- [Task prompt] Go through the entries below and collect each line with the string "публичных" in it.

======== Records for the exercise ========

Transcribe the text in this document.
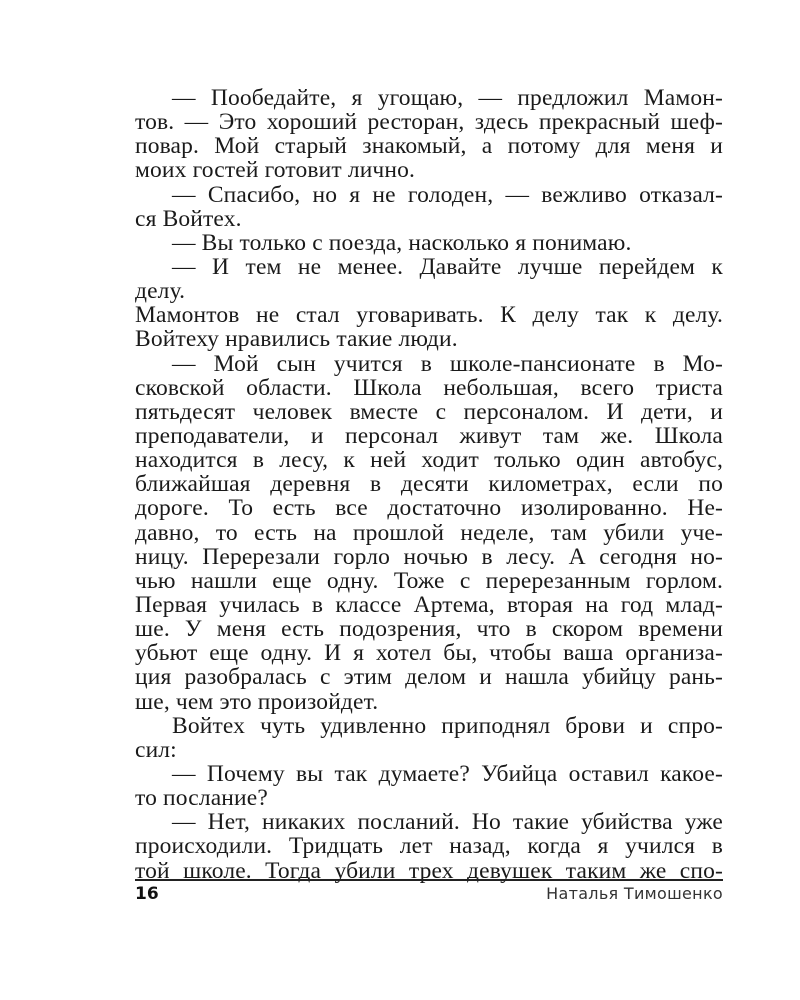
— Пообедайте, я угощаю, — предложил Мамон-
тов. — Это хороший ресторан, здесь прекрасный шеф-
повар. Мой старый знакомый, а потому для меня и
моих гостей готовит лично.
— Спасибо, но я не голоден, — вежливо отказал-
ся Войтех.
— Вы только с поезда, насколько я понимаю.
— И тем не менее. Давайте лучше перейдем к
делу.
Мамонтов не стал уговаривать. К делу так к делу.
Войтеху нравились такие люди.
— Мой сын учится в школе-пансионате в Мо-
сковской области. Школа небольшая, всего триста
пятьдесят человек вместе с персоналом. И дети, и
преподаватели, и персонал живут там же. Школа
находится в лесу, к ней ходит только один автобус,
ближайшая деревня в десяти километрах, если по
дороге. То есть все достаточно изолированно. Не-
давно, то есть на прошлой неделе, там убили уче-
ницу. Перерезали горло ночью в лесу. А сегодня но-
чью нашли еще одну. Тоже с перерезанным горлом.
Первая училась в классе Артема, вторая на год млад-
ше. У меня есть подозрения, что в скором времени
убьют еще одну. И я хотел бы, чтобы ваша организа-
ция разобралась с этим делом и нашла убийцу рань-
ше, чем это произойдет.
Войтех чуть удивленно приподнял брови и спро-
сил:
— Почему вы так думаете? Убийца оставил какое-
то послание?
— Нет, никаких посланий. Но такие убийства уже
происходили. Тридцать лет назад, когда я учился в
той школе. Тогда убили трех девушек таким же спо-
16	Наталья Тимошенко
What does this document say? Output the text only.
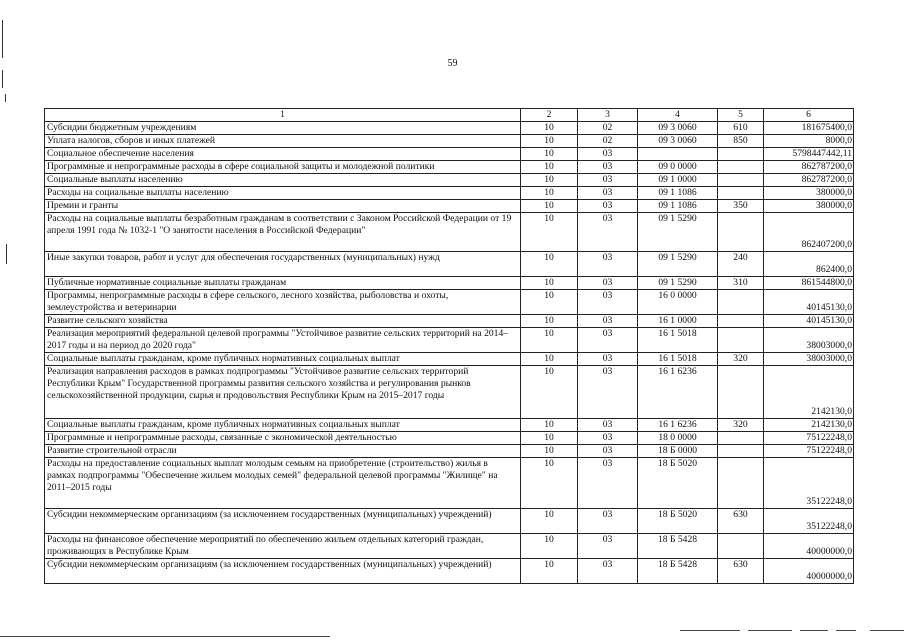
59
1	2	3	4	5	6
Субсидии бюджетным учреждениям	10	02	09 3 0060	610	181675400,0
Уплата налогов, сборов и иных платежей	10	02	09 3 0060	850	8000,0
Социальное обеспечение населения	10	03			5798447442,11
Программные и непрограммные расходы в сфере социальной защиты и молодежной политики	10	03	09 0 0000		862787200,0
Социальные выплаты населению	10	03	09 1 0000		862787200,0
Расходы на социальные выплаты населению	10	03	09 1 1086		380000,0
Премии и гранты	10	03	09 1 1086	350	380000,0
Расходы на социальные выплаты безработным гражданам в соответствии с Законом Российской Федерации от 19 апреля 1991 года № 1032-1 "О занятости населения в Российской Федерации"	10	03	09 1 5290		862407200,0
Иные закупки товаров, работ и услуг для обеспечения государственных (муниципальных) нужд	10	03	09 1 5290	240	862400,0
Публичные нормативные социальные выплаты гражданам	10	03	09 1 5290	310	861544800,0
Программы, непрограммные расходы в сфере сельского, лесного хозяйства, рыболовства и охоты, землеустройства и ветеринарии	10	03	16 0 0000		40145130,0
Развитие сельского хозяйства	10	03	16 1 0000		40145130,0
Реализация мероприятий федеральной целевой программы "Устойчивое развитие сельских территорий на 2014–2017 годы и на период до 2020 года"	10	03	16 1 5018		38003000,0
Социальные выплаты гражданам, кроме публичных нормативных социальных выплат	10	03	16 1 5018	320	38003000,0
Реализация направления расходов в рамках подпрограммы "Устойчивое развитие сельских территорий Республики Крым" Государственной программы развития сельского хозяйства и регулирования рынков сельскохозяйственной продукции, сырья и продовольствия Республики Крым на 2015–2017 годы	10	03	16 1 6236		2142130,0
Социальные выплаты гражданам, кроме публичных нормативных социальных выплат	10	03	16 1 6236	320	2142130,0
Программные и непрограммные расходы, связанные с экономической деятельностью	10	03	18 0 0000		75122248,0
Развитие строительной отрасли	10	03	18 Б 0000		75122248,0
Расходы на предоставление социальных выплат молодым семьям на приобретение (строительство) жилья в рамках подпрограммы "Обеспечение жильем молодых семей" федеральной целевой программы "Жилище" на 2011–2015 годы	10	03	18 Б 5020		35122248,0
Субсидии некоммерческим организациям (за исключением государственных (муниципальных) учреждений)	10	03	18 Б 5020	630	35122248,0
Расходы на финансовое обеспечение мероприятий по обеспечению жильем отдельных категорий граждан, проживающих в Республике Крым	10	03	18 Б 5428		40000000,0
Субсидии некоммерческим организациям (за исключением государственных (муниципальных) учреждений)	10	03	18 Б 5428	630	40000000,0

========
======== Records for the exercise ========

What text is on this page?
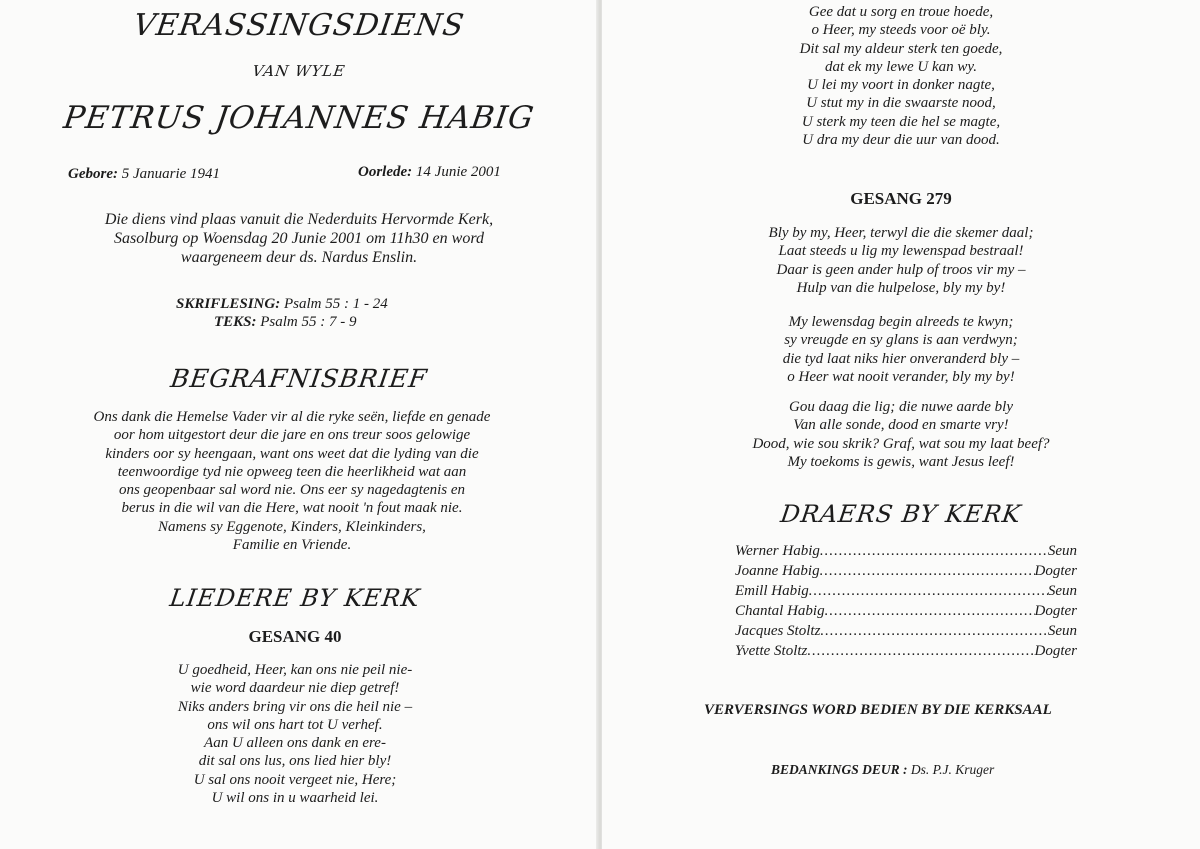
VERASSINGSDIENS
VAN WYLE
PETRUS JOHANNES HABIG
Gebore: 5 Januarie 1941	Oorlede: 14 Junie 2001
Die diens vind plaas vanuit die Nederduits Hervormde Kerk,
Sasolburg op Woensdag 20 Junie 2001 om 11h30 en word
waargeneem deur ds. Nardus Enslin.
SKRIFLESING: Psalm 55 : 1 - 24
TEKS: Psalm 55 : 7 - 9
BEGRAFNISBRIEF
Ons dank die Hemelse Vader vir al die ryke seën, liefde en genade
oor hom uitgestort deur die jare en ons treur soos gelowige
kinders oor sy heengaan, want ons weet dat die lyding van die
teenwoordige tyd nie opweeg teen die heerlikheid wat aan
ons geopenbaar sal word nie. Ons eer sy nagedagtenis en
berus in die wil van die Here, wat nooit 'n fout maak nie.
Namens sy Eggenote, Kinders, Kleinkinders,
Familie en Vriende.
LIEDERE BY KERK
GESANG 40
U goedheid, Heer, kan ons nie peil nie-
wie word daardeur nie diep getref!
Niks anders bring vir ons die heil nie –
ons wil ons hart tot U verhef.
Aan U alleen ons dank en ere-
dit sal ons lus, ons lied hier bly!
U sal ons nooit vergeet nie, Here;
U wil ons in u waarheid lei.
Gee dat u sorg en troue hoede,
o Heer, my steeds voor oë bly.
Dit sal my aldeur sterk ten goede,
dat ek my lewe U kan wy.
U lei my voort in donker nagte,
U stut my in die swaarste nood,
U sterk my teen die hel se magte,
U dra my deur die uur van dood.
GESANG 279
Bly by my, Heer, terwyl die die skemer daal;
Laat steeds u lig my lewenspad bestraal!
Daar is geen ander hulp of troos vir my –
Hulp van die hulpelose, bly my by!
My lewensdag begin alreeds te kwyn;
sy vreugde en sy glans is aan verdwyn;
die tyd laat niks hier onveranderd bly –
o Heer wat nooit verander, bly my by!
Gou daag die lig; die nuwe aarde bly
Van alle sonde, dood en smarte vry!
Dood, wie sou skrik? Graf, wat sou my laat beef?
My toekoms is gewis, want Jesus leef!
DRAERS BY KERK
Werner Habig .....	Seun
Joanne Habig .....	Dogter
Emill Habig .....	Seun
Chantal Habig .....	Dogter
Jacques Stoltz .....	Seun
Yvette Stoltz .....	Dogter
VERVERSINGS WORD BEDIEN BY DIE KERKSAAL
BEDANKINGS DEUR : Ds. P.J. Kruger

========

- [Correct output]
Социальные выплаты гражданам, кроме публичных нормативных социальных выплат	10	03	16 1 5018	320	38003000,0
Социальные выплаты гражданам, кроме публичных нормативных социальных выплат	10	03	16 1 6236	320	2142130,0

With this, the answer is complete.